──────── MATERIAL TO PROCESS
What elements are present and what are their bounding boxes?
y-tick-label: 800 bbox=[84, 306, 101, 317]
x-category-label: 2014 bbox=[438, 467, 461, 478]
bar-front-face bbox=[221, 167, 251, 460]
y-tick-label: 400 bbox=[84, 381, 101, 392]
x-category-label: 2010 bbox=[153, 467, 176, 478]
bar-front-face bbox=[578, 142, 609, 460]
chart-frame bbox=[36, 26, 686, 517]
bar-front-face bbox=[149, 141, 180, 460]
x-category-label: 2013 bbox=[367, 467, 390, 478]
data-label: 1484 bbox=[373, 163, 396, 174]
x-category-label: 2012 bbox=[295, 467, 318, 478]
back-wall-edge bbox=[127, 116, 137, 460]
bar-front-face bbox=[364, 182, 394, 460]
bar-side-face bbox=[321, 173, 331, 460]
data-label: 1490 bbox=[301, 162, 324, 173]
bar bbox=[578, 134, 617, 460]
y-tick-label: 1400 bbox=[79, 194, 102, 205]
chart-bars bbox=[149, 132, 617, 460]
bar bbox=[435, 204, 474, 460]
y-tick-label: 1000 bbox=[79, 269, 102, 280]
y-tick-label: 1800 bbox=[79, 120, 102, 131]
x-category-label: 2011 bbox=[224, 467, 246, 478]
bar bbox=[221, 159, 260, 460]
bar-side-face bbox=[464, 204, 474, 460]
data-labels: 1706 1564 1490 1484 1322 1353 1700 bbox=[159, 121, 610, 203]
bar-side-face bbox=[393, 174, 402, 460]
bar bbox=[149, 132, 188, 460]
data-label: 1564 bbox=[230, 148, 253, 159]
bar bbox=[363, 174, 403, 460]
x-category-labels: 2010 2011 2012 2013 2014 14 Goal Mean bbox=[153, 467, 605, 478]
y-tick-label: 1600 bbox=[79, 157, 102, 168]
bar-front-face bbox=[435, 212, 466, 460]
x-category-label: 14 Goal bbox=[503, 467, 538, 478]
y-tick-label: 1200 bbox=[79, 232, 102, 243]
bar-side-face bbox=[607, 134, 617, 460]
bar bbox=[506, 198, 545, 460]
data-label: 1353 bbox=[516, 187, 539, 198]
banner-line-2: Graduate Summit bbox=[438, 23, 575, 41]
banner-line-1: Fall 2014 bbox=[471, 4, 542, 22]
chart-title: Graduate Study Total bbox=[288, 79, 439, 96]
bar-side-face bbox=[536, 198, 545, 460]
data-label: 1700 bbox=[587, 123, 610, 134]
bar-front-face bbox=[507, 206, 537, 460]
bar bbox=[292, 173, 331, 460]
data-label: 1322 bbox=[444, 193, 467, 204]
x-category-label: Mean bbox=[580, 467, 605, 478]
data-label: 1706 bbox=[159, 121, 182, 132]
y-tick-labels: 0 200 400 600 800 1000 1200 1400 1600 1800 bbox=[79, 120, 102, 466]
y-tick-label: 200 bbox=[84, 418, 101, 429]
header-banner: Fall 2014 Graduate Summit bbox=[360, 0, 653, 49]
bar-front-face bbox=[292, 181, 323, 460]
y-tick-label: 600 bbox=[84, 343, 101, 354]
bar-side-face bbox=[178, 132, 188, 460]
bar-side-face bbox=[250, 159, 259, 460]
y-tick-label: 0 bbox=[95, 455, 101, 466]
────────────────
_GIVEN TASK_
Copy out each line of the material above that contains the string "data".

_WRITTEN REPLY_
data-label: 1484 bbox=[373, 163, 396, 174]
data-label: 1490 bbox=[301, 162, 324, 173]
data-labels: 1706 1564 1490 1484 1322 1353 1700 bbox=[159, 121, 610, 203]
data-label: 1564 bbox=[230, 148, 253, 159]
data-label: 1353 bbox=[516, 187, 539, 198]
data-label: 1700 bbox=[587, 123, 610, 134]
data-label: 1322 bbox=[444, 193, 467, 204]
data-label: 1706 bbox=[159, 121, 182, 132]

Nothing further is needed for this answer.